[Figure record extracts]
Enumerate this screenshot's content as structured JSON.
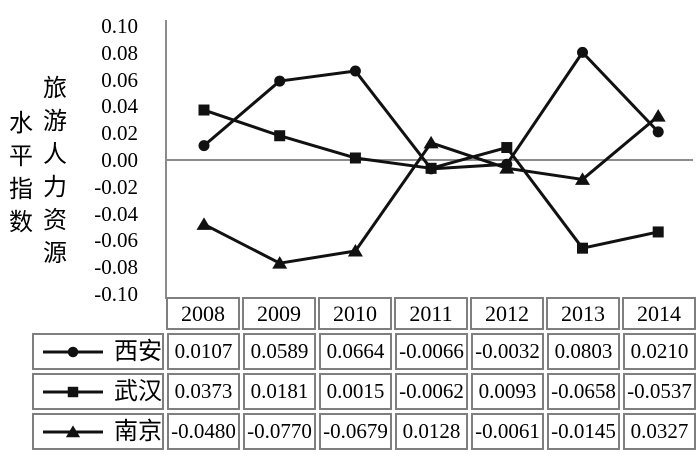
{
  "chart_data": {
    "type": "line",
    "x": [
      "2008",
      "2009",
      "2010",
      "2011",
      "2012",
      "2013",
      "2014"
    ],
    "series": [
      {
        "name": "西安",
        "marker": "circle",
        "values": [
          0.0107,
          0.0589,
          0.0664,
          -0.0066,
          -0.0032,
          0.0803,
          0.021
        ]
      },
      {
        "name": "武汉",
        "marker": "square",
        "values": [
          0.0373,
          0.0181,
          0.0015,
          -0.0062,
          0.0093,
          -0.0658,
          -0.0537
        ]
      },
      {
        "name": "南京",
        "marker": "triangle",
        "values": [
          -0.048,
          -0.077,
          -0.0679,
          0.0128,
          -0.0061,
          -0.0145,
          0.0327
        ]
      }
    ],
    "ylabel": "旅游人力资源水平指数",
    "ylabel_lines": [
      "旅游人力资源",
      "水平指数"
    ],
    "ylim": [
      -0.1,
      0.1
    ],
    "ytick_step": 0.02,
    "yticks": [
      "0.10",
      "0.08",
      "0.06",
      "0.04",
      "0.02",
      "0.00",
      "-0.02",
      "-0.04",
      "-0.06",
      "-0.08",
      "-0.10"
    ],
    "grid": false,
    "zero_line": true,
    "legend_position": "table-left",
    "colors": {
      "series": "#111111",
      "axis_line": "#8c8c8c",
      "zero_line": "#8c8c8c",
      "table_border": "#7f7f7f",
      "text": "#000000"
    }
  },
  "table": {
    "year_header": [
      "2008",
      "2009",
      "2010",
      "2011",
      "2012",
      "2013",
      "2014"
    ],
    "rows": [
      {
        "label": "西安",
        "marker": "circle",
        "display_values": [
          "0.0107",
          "0.0589",
          "0.0664",
          "-0.0066",
          "-0.0032",
          "0.0803",
          "0.0210"
        ]
      },
      {
        "label": "武汉",
        "marker": "square",
        "display_values": [
          "0.0373",
          "0.0181",
          "0.0015",
          "-0.0062",
          "0.0093",
          "-0.0658",
          "-0.0537"
        ]
      },
      {
        "label": "南京",
        "marker": "triangle",
        "display_values": [
          "-0.0480",
          "-0.0770",
          "-0.0679",
          "0.0128",
          "-0.0061",
          "-0.0145",
          "0.0327"
        ]
      }
    ]
  }
}
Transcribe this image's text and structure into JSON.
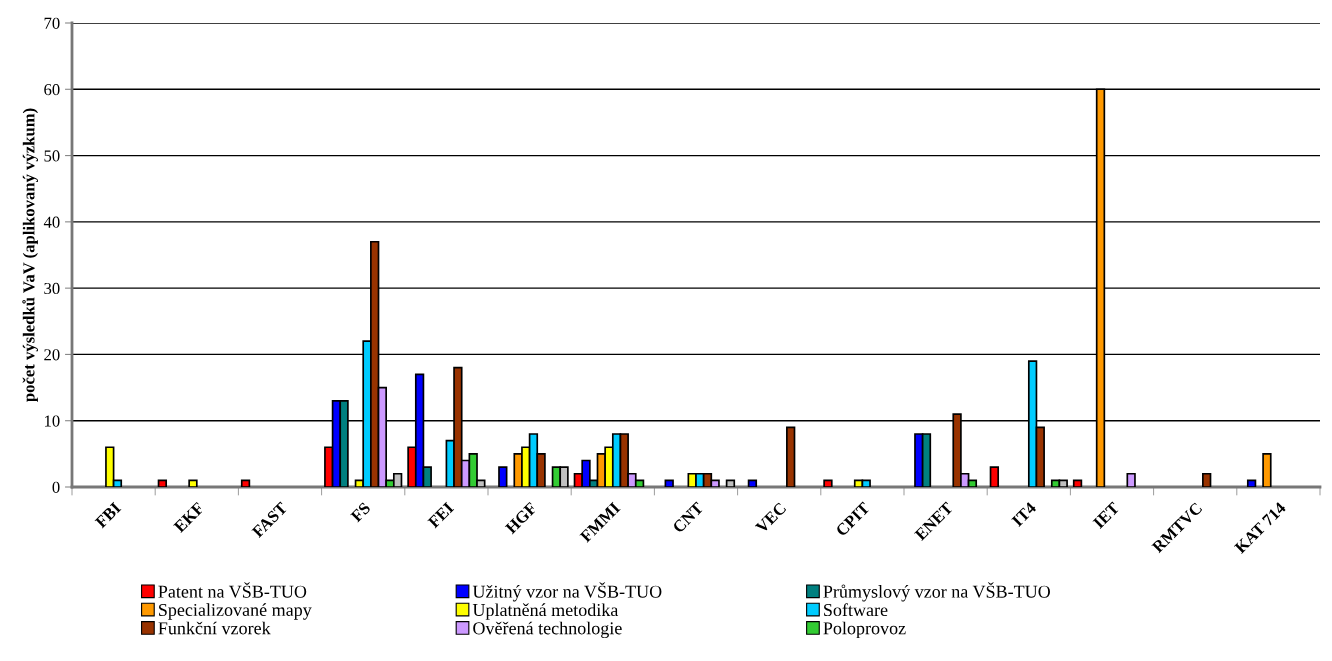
{
  "chart_data": {
    "type": "bar",
    "ylabel": "počet výsledků VaV (aplikovaný výzkum)",
    "categories": [
      "FBI",
      "EKF",
      "FAST",
      "FS",
      "FEI",
      "HGF",
      "FMMI",
      "CNT",
      "VEC",
      "CPIT",
      "ENET",
      "IT4",
      "IET",
      "RMTVC",
      "KAT 714"
    ],
    "series": [
      {
        "name": "Patent na VŠB-TUO",
        "color": "#ff0000",
        "values": [
          0,
          1,
          1,
          6,
          6,
          0,
          2,
          0,
          0,
          1,
          0,
          3,
          1,
          0,
          0
        ]
      },
      {
        "name": "Užitný vzor na VŠB-TUO",
        "color": "#0000ff",
        "values": [
          0,
          0,
          0,
          13,
          17,
          3,
          4,
          1,
          1,
          0,
          8,
          0,
          0,
          0,
          1
        ]
      },
      {
        "name": "Průmyslový vzor na VŠB-TUO",
        "color": "#008080",
        "values": [
          0,
          0,
          0,
          13,
          3,
          0,
          1,
          0,
          0,
          0,
          8,
          0,
          0,
          0,
          0
        ]
      },
      {
        "name": "Specializované mapy",
        "color": "#ff9900",
        "values": [
          0,
          0,
          0,
          0,
          0,
          5,
          5,
          0,
          0,
          0,
          0,
          0,
          60,
          0,
          5
        ]
      },
      {
        "name": "Uplatněná metodika",
        "color": "#ffff00",
        "values": [
          6,
          1,
          0,
          1,
          0,
          6,
          6,
          2,
          0,
          1,
          0,
          0,
          0,
          0,
          0
        ]
      },
      {
        "name": "Software",
        "color": "#00ccff",
        "values": [
          1,
          0,
          0,
          22,
          7,
          8,
          8,
          2,
          0,
          1,
          0,
          19,
          0,
          0,
          0
        ]
      },
      {
        "name": "Funkční vzorek",
        "color": "#993300",
        "values": [
          0,
          0,
          0,
          37,
          18,
          5,
          8,
          2,
          9,
          0,
          11,
          9,
          0,
          2,
          0
        ]
      },
      {
        "name": "Ověřená technologie",
        "color": "#cc99ff",
        "values": [
          0,
          0,
          0,
          15,
          4,
          0,
          2,
          1,
          0,
          0,
          2,
          0,
          2,
          0,
          0
        ]
      },
      {
        "name": "Poloprovoz",
        "color": "#33cc33",
        "values": [
          0,
          0,
          0,
          1,
          5,
          3,
          1,
          0,
          0,
          0,
          1,
          1,
          0,
          0,
          0
        ]
      },
      {
        "color": "#c0c0c0",
        "values": [
          0,
          0,
          0,
          2,
          1,
          3,
          0,
          1,
          0,
          0,
          0,
          1,
          0,
          0,
          0
        ]
      }
    ],
    "ylim": [
      0,
      70
    ],
    "yticks": [
      0,
      10,
      20,
      30,
      40,
      50,
      60,
      70
    ],
    "grid": "y",
    "legend": "bottom"
  }
}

_What you are asked to do_:
Give the material again exactly as it is, but keep the pictures out.

_Exercise answer_:
Enumerate this screenshot's content as structured JSON.
{
  "chart_data": {
    "type": "line",
    "x": [
      "2008",
      "2009",
      "2010",
      "2011",
      "2012",
      "2013",
      "2014"
    ],
    "series": [
      {
        "name": "西安",
        "marker": "circle",
        "values": [
          0.0107,
          0.0589,
          0.0664,
          -0.0066,
          -0.0032,
          0.0803,
          0.021
        ]
      },
      {
        "name": "武汉",
        "marker": "square",
        "values": [
          0.0373,
          0.0181,
          0.0015,
          -0.0062,
          0.0093,
          -0.0658,
          -0.0537
        ]
      },
      {
        "name": "南京",
        "marker": "triangle",
        "values": [
          -0.048,
          -0.077,
          -0.0679,
          0.0128,
          -0.0061,
          -0.0145,
          0.0327
        ]
      }
    ],
    "ylabel": "旅游人力资源水平指数",
    "ylabel_lines": [
      "旅游人力资源",
      "水平指数"
    ],
    "ylim": [
      -0.1,
      0.1
    ],
    "ytick_step": 0.02,
    "yticks": [
      "0.10",
      "0.08",
      "0.06",
      "0.04",
      "0.02",
      "0.00",
      "-0.02",
      "-0.04",
      "-0.06",
      "-0.08",
      "-0.10"
    ],
    "grid": false,
    "zero_line": true,
    "legend_position": "table-left",
    "colors": {
      "series": "#111111",
      "axis_line": "#8c8c8c",
      "zero_line": "#8c8c8c",
      "table_border": "#7f7f7f",
      "text": "#000000"
    }
  },
  "table": {
    "year_header": [
      "2008",
      "2009",
      "2010",
      "2011",
      "2012",
      "2013",
      "2014"
    ],
    "rows": [
      {
        "label": "西安",
        "marker": "circle",
        "display_values": [
          "0.0107",
          "0.0589",
          "0.0664",
          "-0.0066",
          "-0.0032",
          "0.0803",
          "0.0210"
        ]
      },
      {
        "label": "武汉",
        "marker": "square",
        "display_values": [
          "0.0373",
          "0.0181",
          "0.0015",
          "-0.0062",
          "0.0093",
          "-0.0658",
          "-0.0537"
        ]
      },
      {
        "label": "南京",
        "marker": "triangle",
        "display_values": [
          "-0.0480",
          "-0.0770",
          "-0.0679",
          "0.0128",
          "-0.0061",
          "-0.0145",
          "0.0327"
        ]
      }
    ]
  }
}
Transcribe this image's text and structure into JSON.
{
  "chart_data": {
    "type": "bar",
    "ylabel": "počet výsledků VaV (aplikovaný výzkum)",
    "categories": [
      "FBI",
      "EKF",
      "FAST",
      "FS",
      "FEI",
      "HGF",
      "FMMI",
      "CNT",
      "VEC",
      "CPIT",
      "ENET",
      "IT4",
      "IET",
      "RMTVC",
      "KAT 714"
    ],
    "series": [
      {
        "name": "Patent na VŠB-TUO",
        "color": "#ff0000",
        "values": [
          0,
          1,
          1,
          6,
          6,
          0,
          2,
          0,
          0,
          1,
          0,
          3,
          1,
          0,
          0
        ]
      },
      {
        "name": "Užitný vzor na VŠB-TUO",
        "color": "#0000ff",
        "values": [
          0,
          0,
          0,
          13,
          17,
          3,
          4,
          1,
          1,
          0,
          8,
          0,
          0,
          0,
          1
        ]
      },
      {
        "name": "Průmyslový vzor na VŠB-TUO",
        "color": "#008080",
        "values": [
          0,
          0,
          0,
          13,
          3,
          0,
          1,
          0,
          0,
          0,
          8,
          0,
          0,
          0,
          0
        ]
      },
      {
        "name": "Specializované mapy",
        "color": "#ff9900",
        "values": [
          0,
          0,
          0,
          0,
          0,
          5,
          5,
          0,
          0,
          0,
          0,
          0,
          60,
          0,
          5
        ]
      },
      {
        "name": "Uplatněná metodika",
        "color": "#ffff00",
        "values": [
          6,
          1,
          0,
          1,
          0,
          6,
          6,
          2,
          0,
          1,
          0,
          0,
          0,
          0,
          0
        ]
      },
      {
        "name": "Software",
        "color": "#00ccff",
        "values": [
          1,
          0,
          0,
          22,
          7,
          8,
          8,
          2,
          0,
          1,
          0,
          19,
          0,
          0,
          0
        ]
      },
      {
        "name": "Funkční vzorek",
        "color": "#993300",
        "values": [
          0,
          0,
          0,
          37,
          18,
          5,
          8,
          2,
          9,
          0,
          11,
          9,
          0,
          2,
          0
        ]
      },
      {
        "name": "Ověřená technologie",
        "color": "#cc99ff",
        "values": [
          0,
          0,
          0,
          15,
          4,
          0,
          2,
          1,
          0,
          0,
          2,
          0,
          2,
          0,
          0
        ]
      },
      {
        "name": "Poloprovoz",
        "color": "#33cc33",
        "values": [
          0,
          0,
          0,
          1,
          5,
          3,
          1,
          0,
          0,
          0,
          1,
          1,
          0,
          0,
          0
        ]
      },
      {
        "color": "#c0c0c0",
        "values": [
          0,
          0,
          0,
          2,
          1,
          3,
          0,
          1,
          0,
          0,
          0,
          1,
          0,
          0,
          0
        ]
      }
    ],
    "ylim": [
      0,
      70
    ],
    "yticks": [
      0,
      10,
      20,
      30,
      40,
      50,
      60,
      70
    ],
    "grid": "y",
    "legend": "bottom"
  }
}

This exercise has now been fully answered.